YOUR INSTRUCTIONS: Go through the entries below and retype them exactly, omitting each picture.
__________________________________________________
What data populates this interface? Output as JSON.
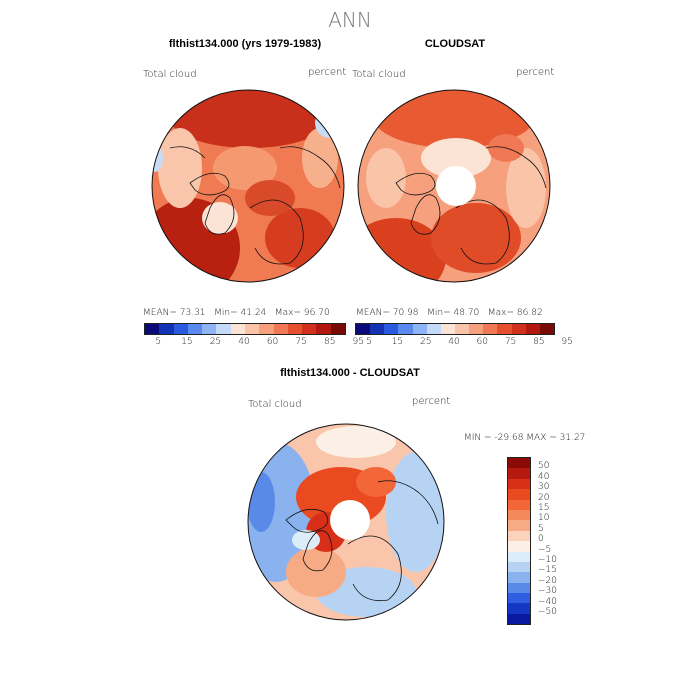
{
  "title": "ANN",
  "panel1": {
    "heading": "flthist134.000 (yrs 1979-1983)",
    "variable": "Total cloud",
    "units": "percent",
    "mean_label": "MEAN=",
    "mean": "73.31",
    "min_label": "Min=",
    "min": "41.24",
    "max_label": "Max=",
    "max": "96.70"
  },
  "panel2": {
    "heading": "CLOUDSAT",
    "variable": "Total cloud",
    "units": "percent",
    "mean_label": "MEAN=",
    "mean": "70.98",
    "min_label": "Min=",
    "min": "48.70",
    "max_label": "Max=",
    "max": "86.82"
  },
  "panel3": {
    "heading": "flthist134.000 - CLOUDSAT",
    "variable": "Total cloud",
    "units": "percent",
    "range_text": "MIN = -29.68 MAX =  31.27"
  },
  "abs_colorbar": {
    "labels": [
      "5",
      "15",
      "25",
      "40",
      "60",
      "75",
      "85",
      "95"
    ],
    "colors": [
      "#0a0a78",
      "#1432b4",
      "#2a5ae0",
      "#5a8af0",
      "#8fb4f5",
      "#c4daf8",
      "#fbe4d6",
      "#f9c4a8",
      "#f6a07e",
      "#f07854",
      "#e6502e",
      "#d2301c",
      "#b01810",
      "#7a0a06"
    ]
  },
  "diff_colorbar": {
    "labels": [
      "50",
      "40",
      "30",
      "20",
      "15",
      "10",
      "5",
      "0",
      "−5",
      "−10",
      "−15",
      "−20",
      "−30",
      "−40",
      "−50"
    ],
    "colors": [
      "#8a0a06",
      "#b41a0e",
      "#d83018",
      "#ea4a20",
      "#f26638",
      "#f48a5c",
      "#f7ab85",
      "#fbd2bb",
      "#fbefe6",
      "#dcecf9",
      "#b6d3f4",
      "#8ab2ee",
      "#5a8ae8",
      "#2f5ee0",
      "#1636c4",
      "#0a1aa0"
    ]
  }
}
__________________________________________________
EXPECTED OUTPUT:
What data populates this interface? Output as JSON.
{
  "title": "ANN",
  "panel1": {
    "heading": "flthist134.000 (yrs 1979-1983)",
    "variable": "Total cloud",
    "units": "percent",
    "mean_label": "MEAN=",
    "mean": "73.31",
    "min_label": "Min=",
    "min": "41.24",
    "max_label": "Max=",
    "max": "96.70"
  },
  "panel2": {
    "heading": "CLOUDSAT",
    "variable": "Total cloud",
    "units": "percent",
    "mean_label": "MEAN=",
    "mean": "70.98",
    "min_label": "Min=",
    "min": "48.70",
    "max_label": "Max=",
    "max": "86.82"
  },
  "panel3": {
    "heading": "flthist134.000 - CLOUDSAT",
    "variable": "Total cloud",
    "units": "percent",
    "range_text": "MIN = -29.68 MAX =  31.27"
  },
  "abs_colorbar": {
    "labels": [
      "5",
      "15",
      "25",
      "40",
      "60",
      "75",
      "85",
      "95"
    ],
    "colors": [
      "#0a0a78",
      "#1432b4",
      "#2a5ae0",
      "#5a8af0",
      "#8fb4f5",
      "#c4daf8",
      "#fbe4d6",
      "#f9c4a8",
      "#f6a07e",
      "#f07854",
      "#e6502e",
      "#d2301c",
      "#b01810",
      "#7a0a06"
    ]
  },
  "diff_colorbar": {
    "labels": [
      "50",
      "40",
      "30",
      "20",
      "15",
      "10",
      "5",
      "0",
      "−5",
      "−10",
      "−15",
      "−20",
      "−30",
      "−40",
      "−50"
    ],
    "colors": [
      "#8a0a06",
      "#b41a0e",
      "#d83018",
      "#ea4a20",
      "#f26638",
      "#f48a5c",
      "#f7ab85",
      "#fbd2bb",
      "#fbefe6",
      "#dcecf9",
      "#b6d3f4",
      "#8ab2ee",
      "#5a8ae8",
      "#2f5ee0",
      "#1636c4",
      "#0a1aa0"
    ]
  }
}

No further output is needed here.